Task statement: Go through the entries below, tally each line with the string "建筑高度大于", and give the final number by itself.

Provided records:
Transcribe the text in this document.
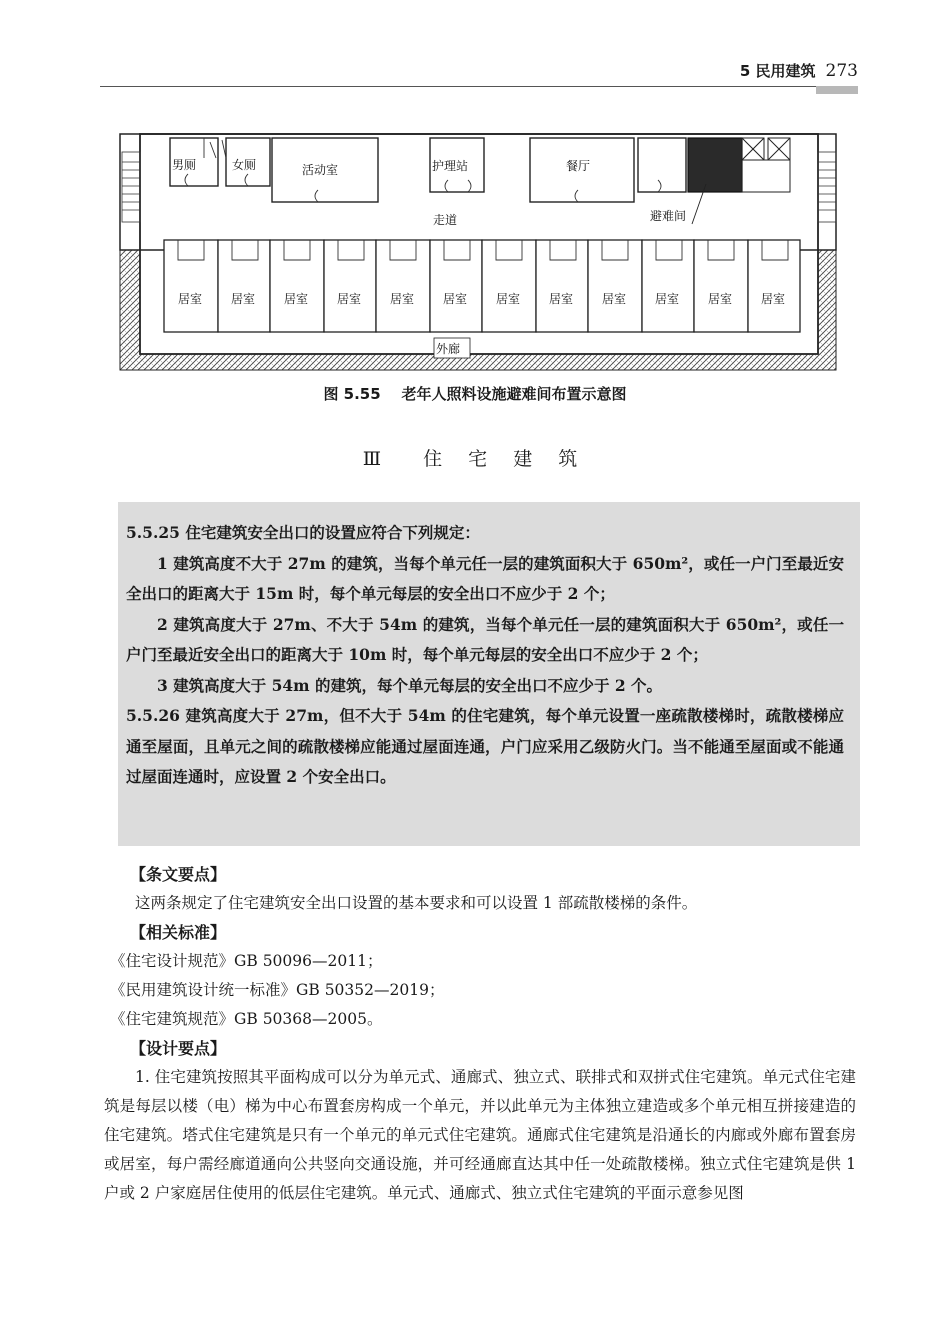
5 民用建筑 273
男厕	女厕	活动室	护理站	餐厅
走道	避难间
外廊
居室 居室 居室 居室 居室 居室 居室 居室 居室 居室 居室 居室
图 5.55    老年人照料设施避难间布置示意图
Ⅲ  住 宅 建 筑

5.5.25 住宅建筑安全出口的设置应符合下列规定：

1 建筑高度不大于 27m 的建筑，当每个单元任一层的建筑面积大于 650m²，或任一户门至最近安全出口的距离大于 15m 时，每个单元每层的安全出口不应少于 2 个；

2 建筑高度大于 27m、不大于 54m 的建筑，当每个单元任一层的建筑面积大于 650m²，或任一户门至最近安全出口的距离大于 10m 时，每个单元每层的安全出口不应少于 2 个；

3 建筑高度大于 54m 的建筑，每个单元每层的安全出口不应少于 2 个。

5.5.26 建筑高度大于 27m，但不大于 54m 的住宅建筑，每个单元设置一座疏散楼梯时，疏散楼梯应通至屋面，且单元之间的疏散楼梯应能通过屋面连通，户门应采用乙级防火门。当不能通至屋面或不能通过屋面连通时，应设置 2 个安全出口。

【条文要点】

这两条规定了住宅建筑安全出口设置的基本要求和可以设置 1 部疏散楼梯的条件。

【相关标准】

《住宅设计规范》GB 50096—2011；

《民用建筑设计统一标准》GB 50352—2019；

《住宅建筑规范》GB 50368—2005。

【设计要点】

1. 住宅建筑按照其平面构成可以分为单元式、通廊式、独立式、联排式和双拼式住宅建筑。单元式住宅建筑是每层以楼（电）梯为中心布置套房构成一个单元，并以此单元为主体独立建造或多个单元相互拼接建造的住宅建筑。塔式住宅建筑是只有一个单元的单元式住宅建筑。通廊式住宅建筑是沿通长的内廊或外廊布置套房或居室，每户需经廊道通向公共竖向交通设施，并可经通廊直达其中任一处疏散楼梯。独立式住宅建筑是供 1 户或 2 户家庭居住使用的低层住宅建筑。单元式、通廊式、独立式住宅建筑的平面示意参见图
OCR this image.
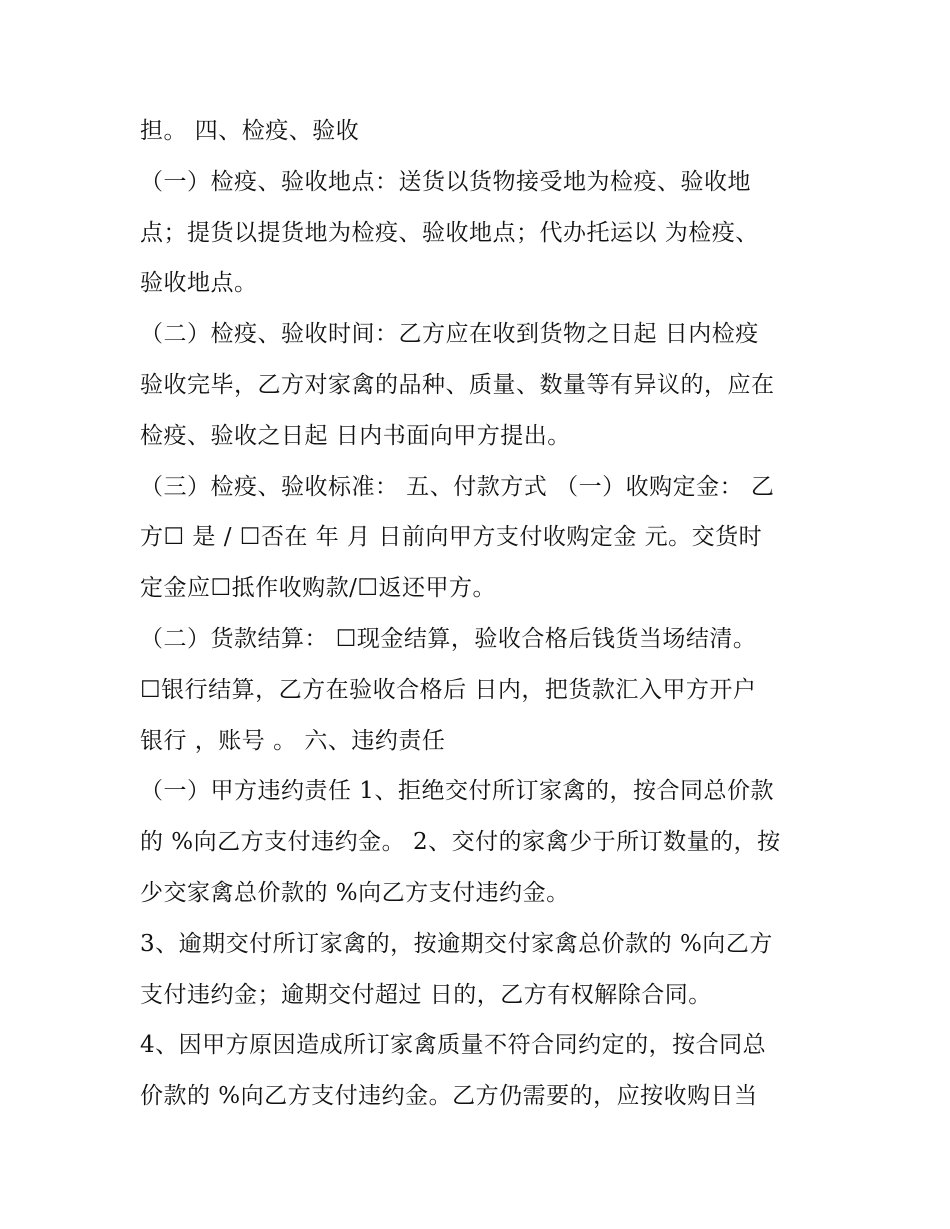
担。 四、检疫、验收
（一）检疫、验收地点：送货以货物接受地为检疫、验收地
点；提货以提货地为检疫、验收地点；代办托运以 为检疫、
验收地点。
（二）检疫、验收时间：乙方应在收到货物之日起 日内检疫
验收完毕，乙方对家禽的品种、质量、数量等有异议的，应在
检疫、验收之日起 日内书面向甲方提出。
（三）检疫、验收标准： 五、付款方式 （一）收购定金： 乙
方☐ 是 / ☐否在 年 月 日前向甲方支付收购定金 元。交货时
定金应☐抵作收购款/☐返还甲方。
（二）货款结算： ☐现金结算，验收合格后钱货当场结清。
☐银行结算，乙方在验收合格后 日内，把货款汇入甲方开户
银行 ，账号 。 六、违约责任
（一）甲方违约责任 1、拒绝交付所订家禽的，按合同总价款
的 %向乙方支付违约金。 2、交付的家禽少于所订数量的，按
少交家禽总价款的 %向乙方支付违约金。
3、逾期交付所订家禽的，按逾期交付家禽总价款的 %向乙方
支付违约金；逾期交付超过 日的，乙方有权解除合同。
4、因甲方原因造成所订家禽质量不符合同约定的，按合同总
价款的 %向乙方支付违约金。乙方仍需要的，应按收购日当
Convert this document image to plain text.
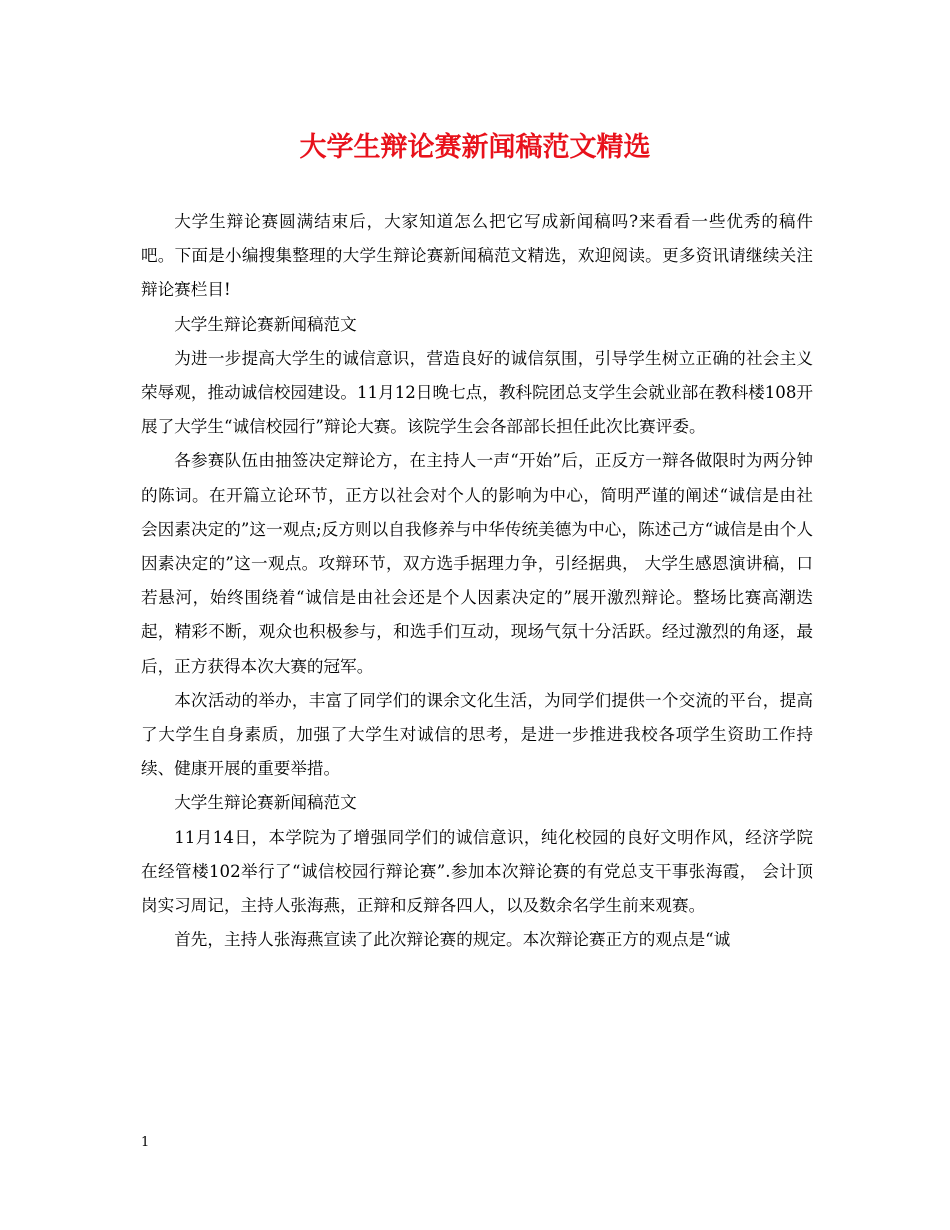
大学生辩论赛新闻稿范文精选

大学生辩论赛圆满结束后，大家知道怎么把它写成新闻稿吗?来看看一些优秀的稿件吧。下面是小编搜集整理的大学生辩论赛新闻稿范文精选，欢迎阅读。更多资讯请继续关注辩论赛栏目!

大学生辩论赛新闻稿范文

为进一步提高大学生的诚信意识，营造良好的诚信氛围，引导学生树立正确的社会主义荣辱观，推动诚信校园建设。11月12日晚七点，教科院团总支学生会就业部在教科楼108开展了大学生“诚信校园行”辩论大赛。该院学生会各部部长担任此次比赛评委。

各参赛队伍由抽签决定辩论方，在主持人一声“开始”后，正反方一辩各做限时为两分钟的陈词。在开篇立论环节，正方以社会对个人的影响为中心，简明严谨的阐述“诚信是由社会因素决定的”这一观点;反方则以自我修养与中华传统美德为中心，陈述己方“诚信是由个人因素决定的”这一观点。攻辩环节，双方选手据理力争，引经据典， 大学生感恩演讲稿，口若悬河，始终围绕着“诚信是由社会还是个人因素决定的”展开激烈辩论。整场比赛高潮迭起，精彩不断，观众也积极参与，和选手们互动，现场气氛十分活跃。经过激烈的角逐，最后，正方获得本次大赛的冠军。

本次活动的举办，丰富了同学们的课余文化生活，为同学们提供一个交流的平台，提高了大学生自身素质，加强了大学生对诚信的思考，是进一步推进我校各项学生资助工作持续、健康开展的重要举措。

大学生辩论赛新闻稿范文

11月14日，本学院为了增强同学们的诚信意识，纯化校园的良好文明作风，经济学院在经管楼102举行了“诚信校园行辩论赛”.参加本次辩论赛的有党总支干事张海霞， 会计顶岗实习周记，主持人张海燕，正辩和反辩各四人，以及数余名学生前来观赛。

首先，主持人张海燕宣读了此次辩论赛的规定。本次辩论赛正方的观点是“诚

1
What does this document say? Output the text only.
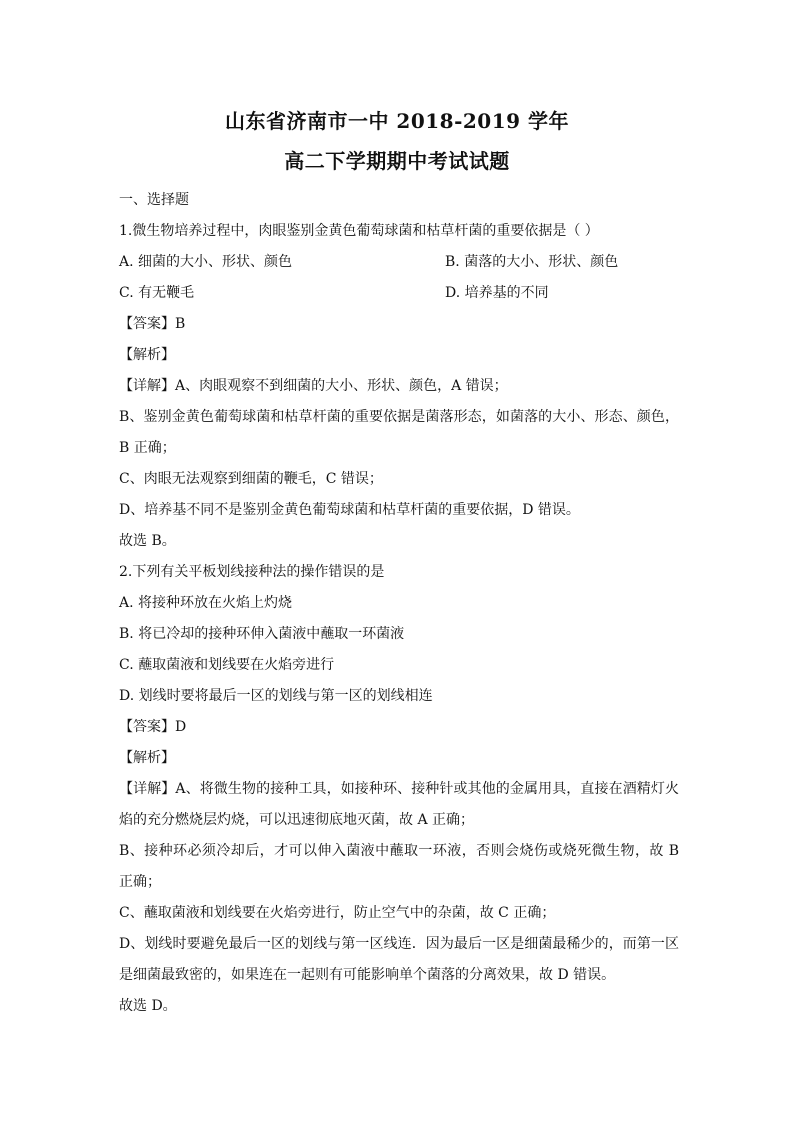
山东省济南市一中 2018-2019 学年
高二下学期期中考试试题

一、选择题

1.微生物培养过程中，肉眼鉴别金黄色葡萄球菌和枯草杆菌的重要依据是（ ）

A. 细菌的大小、形状、颜色	B. 菌落的大小、形状、颜色
C. 有无鞭毛	D. 培养基的不同

【答案】B

【解析】

【详解】A、肉眼观察不到细菌的大小、形状、颜色，A 错误；

B、鉴别金黄色葡萄球菌和枯草杆菌的重要依据是菌落形态，如菌落的大小、形态、颜色，B 正确；

C、肉眼无法观察到细菌的鞭毛，C 错误；

D、培养基不同不是鉴别金黄色葡萄球菌和枯草杆菌的重要依据，D 错误。

故选 B。

2.下列有关平板划线接种法的操作错误的是

A. 将接种环放在火焰上灼烧

B. 将已冷却的接种环伸入菌液中蘸取一环菌液

C. 蘸取菌液和划线要在火焰旁进行

D. 划线时要将最后一区的划线与第一区的划线相连

【答案】D

【解析】

【详解】A、将微生物的接种工具，如接种环、接种针或其他的金属用具，直接在酒精灯火焰的充分燃烧层灼烧，可以迅速彻底地灭菌，故 A 正确；

B、接种环必须冷却后，才可以伸入菌液中蘸取一环液，否则会烧伤或烧死微生物，故 B 正确；

C、蘸取菌液和划线要在火焰旁进行，防止空气中的杂菌，故 C 正确；

D、划线时要避免最后一区的划线与第一区线连．因为最后一区是细菌最稀少的，而第一区是细菌最致密的，如果连在一起则有可能影响单个菌落的分离效果，故 D 错误。

故选 D。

Final answer: 3